GOAL:
Return each entry exactly, with none missing.
::::::
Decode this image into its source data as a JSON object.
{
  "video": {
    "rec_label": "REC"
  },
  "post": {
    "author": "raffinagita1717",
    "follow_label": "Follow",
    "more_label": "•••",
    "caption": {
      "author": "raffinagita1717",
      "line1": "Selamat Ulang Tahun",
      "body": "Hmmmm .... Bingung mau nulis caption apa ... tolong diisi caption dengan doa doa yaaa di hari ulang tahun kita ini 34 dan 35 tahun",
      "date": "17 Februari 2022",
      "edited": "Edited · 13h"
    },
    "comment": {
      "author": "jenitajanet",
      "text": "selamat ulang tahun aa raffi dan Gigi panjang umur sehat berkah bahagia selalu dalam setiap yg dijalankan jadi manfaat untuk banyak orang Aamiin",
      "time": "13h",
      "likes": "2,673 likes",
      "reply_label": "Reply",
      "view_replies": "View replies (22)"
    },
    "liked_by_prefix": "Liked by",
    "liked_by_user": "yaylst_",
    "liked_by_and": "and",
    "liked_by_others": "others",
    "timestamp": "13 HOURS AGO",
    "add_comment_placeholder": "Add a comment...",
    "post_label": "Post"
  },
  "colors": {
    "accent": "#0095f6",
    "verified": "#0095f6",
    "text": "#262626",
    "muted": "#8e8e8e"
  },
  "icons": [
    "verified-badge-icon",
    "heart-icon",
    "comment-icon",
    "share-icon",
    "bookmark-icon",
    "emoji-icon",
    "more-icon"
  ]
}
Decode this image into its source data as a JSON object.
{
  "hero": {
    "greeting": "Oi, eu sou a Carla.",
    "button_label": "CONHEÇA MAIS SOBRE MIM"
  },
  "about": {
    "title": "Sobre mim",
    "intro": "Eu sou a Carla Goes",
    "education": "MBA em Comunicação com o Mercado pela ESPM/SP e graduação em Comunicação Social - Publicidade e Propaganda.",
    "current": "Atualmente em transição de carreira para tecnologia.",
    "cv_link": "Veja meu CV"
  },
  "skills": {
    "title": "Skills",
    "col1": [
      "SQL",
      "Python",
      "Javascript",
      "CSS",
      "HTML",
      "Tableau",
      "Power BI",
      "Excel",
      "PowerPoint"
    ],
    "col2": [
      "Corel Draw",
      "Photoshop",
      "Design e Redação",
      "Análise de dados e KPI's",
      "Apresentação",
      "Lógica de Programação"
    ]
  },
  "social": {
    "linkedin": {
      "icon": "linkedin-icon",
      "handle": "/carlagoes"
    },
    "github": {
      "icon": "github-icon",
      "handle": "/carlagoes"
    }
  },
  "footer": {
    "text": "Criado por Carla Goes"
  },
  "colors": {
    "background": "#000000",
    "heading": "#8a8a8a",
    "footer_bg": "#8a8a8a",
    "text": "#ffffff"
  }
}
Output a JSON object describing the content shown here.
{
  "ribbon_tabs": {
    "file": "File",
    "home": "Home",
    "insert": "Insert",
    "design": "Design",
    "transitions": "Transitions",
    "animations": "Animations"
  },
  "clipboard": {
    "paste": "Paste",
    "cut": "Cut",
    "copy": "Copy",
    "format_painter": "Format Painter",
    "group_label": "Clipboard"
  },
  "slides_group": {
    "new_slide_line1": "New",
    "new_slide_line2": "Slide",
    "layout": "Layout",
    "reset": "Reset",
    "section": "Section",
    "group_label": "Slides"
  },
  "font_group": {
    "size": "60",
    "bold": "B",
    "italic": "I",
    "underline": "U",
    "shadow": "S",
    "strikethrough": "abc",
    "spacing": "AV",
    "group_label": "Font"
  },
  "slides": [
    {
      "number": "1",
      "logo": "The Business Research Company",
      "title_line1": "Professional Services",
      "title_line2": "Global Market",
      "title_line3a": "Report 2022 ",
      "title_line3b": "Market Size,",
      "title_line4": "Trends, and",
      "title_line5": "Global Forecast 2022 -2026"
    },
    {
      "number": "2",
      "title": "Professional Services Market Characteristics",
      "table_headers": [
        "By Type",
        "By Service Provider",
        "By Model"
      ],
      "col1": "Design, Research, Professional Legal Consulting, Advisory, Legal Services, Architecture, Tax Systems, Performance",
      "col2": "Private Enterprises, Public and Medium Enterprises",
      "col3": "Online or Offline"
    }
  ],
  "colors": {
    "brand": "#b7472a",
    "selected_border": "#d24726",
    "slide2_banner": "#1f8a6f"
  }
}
::::::
TASK SOLUTION:
Decode this image into its source data as a JSON object.
{
  "video": {
    "rec_label": "REC"
  },
  "post": {
    "author": "raffinagita1717",
    "follow_label": "Follow",
    "more_label": "•••",
    "caption": {
      "author": "raffinagita1717",
      "line1": "Selamat Ulang Tahun",
      "body": "Hmmmm .... Bingung mau nulis caption apa ... tolong diisi caption dengan doa doa yaaa di hari ulang tahun kita ini 34 dan 35 tahun",
      "date": "17 Februari 2022",
      "edited": "Edited · 13h"
    },
    "comment": {
      "author": "jenitajanet",
      "text": "selamat ulang tahun aa raffi dan Gigi panjang umur sehat berkah bahagia selalu dalam setiap yg dijalankan jadi manfaat untuk banyak orang Aamiin",
      "time": "13h",
      "likes": "2,673 likes",
      "reply_label": "Reply",
      "view_replies": "View replies (22)"
    },
    "liked_by_prefix": "Liked by",
    "liked_by_user": "yaylst_",
    "liked_by_and": "and",
    "liked_by_others": "others",
    "timestamp": "13 HOURS AGO",
    "add_comment_placeholder": "Add a comment...",
    "post_label": "Post"
  },
  "colors": {
    "accent": "#0095f6",
    "verified": "#0095f6",
    "text": "#262626",
    "muted": "#8e8e8e"
  },
  "icons": [
    "verified-badge-icon",
    "heart-icon",
    "comment-icon",
    "share-icon",
    "bookmark-icon",
    "emoji-icon",
    "more-icon"
  ]
}
Decode this image into its source data as a JSON object.
{
  "hero": {
    "greeting": "Oi, eu sou a Carla.",
    "button_label": "CONHEÇA MAIS SOBRE MIM"
  },
  "about": {
    "title": "Sobre mim",
    "intro": "Eu sou a Carla Goes",
    "education": "MBA em Comunicação com o Mercado pela ESPM/SP e graduação em Comunicação Social - Publicidade e Propaganda.",
    "current": "Atualmente em transição de carreira para tecnologia.",
    "cv_link": "Veja meu CV"
  },
  "skills": {
    "title": "Skills",
    "col1": [
      "SQL",
      "Python",
      "Javascript",
      "CSS",
      "HTML",
      "Tableau",
      "Power BI",
      "Excel",
      "PowerPoint"
    ],
    "col2": [
      "Corel Draw",
      "Photoshop",
      "Design e Redação",
      "Análise de dados e KPI's",
      "Apresentação",
      "Lógica de Programação"
    ]
  },
  "social": {
    "linkedin": {
      "icon": "linkedin-icon",
      "handle": "/carlagoes"
    },
    "github": {
      "icon": "github-icon",
      "handle": "/carlagoes"
    }
  },
  "footer": {
    "text": "Criado por Carla Goes"
  },
  "colors": {
    "background": "#000000",
    "heading": "#8a8a8a",
    "footer_bg": "#8a8a8a",
    "text": "#ffffff"
  }
}
Output a JSON object describing the content shown here.
{
  "ribbon_tabs": {
    "file": "File",
    "home": "Home",
    "insert": "Insert",
    "design": "Design",
    "transitions": "Transitions",
    "animations": "Animations"
  },
  "clipboard": {
    "paste": "Paste",
    "cut": "Cut",
    "copy": "Copy",
    "format_painter": "Format Painter",
    "group_label": "Clipboard"
  },
  "slides_group": {
    "new_slide_line1": "New",
    "new_slide_line2": "Slide",
    "layout": "Layout",
    "reset": "Reset",
    "section": "Section",
    "group_label": "Slides"
  },
  "font_group": {
    "size": "60",
    "bold": "B",
    "italic": "I",
    "underline": "U",
    "shadow": "S",
    "strikethrough": "abc",
    "spacing": "AV",
    "group_label": "Font"
  },
  "slides": [
    {
      "number": "1",
      "logo": "The Business Research Company",
      "title_line1": "Professional Services",
      "title_line2": "Global Market",
      "title_line3a": "Report 2022 ",
      "title_line3b": "Market Size,",
      "title_line4": "Trends, and",
      "title_line5": "Global Forecast 2022 -2026"
    },
    {
      "number": "2",
      "title": "Professional Services Market Characteristics",
      "table_headers": [
        "By Type",
        "By Service Provider",
        "By Model"
      ],
      "col1": "Design, Research, Professional Legal Consulting, Advisory, Legal Services, Architecture, Tax Systems, Performance",
      "col2": "Private Enterprises, Public and Medium Enterprises",
      "col3": "Online or Offline"
    }
  ],
  "colors": {
    "brand": "#b7472a",
    "selected_border": "#d24726",
    "slide2_banner": "#1f8a6f"
  }
}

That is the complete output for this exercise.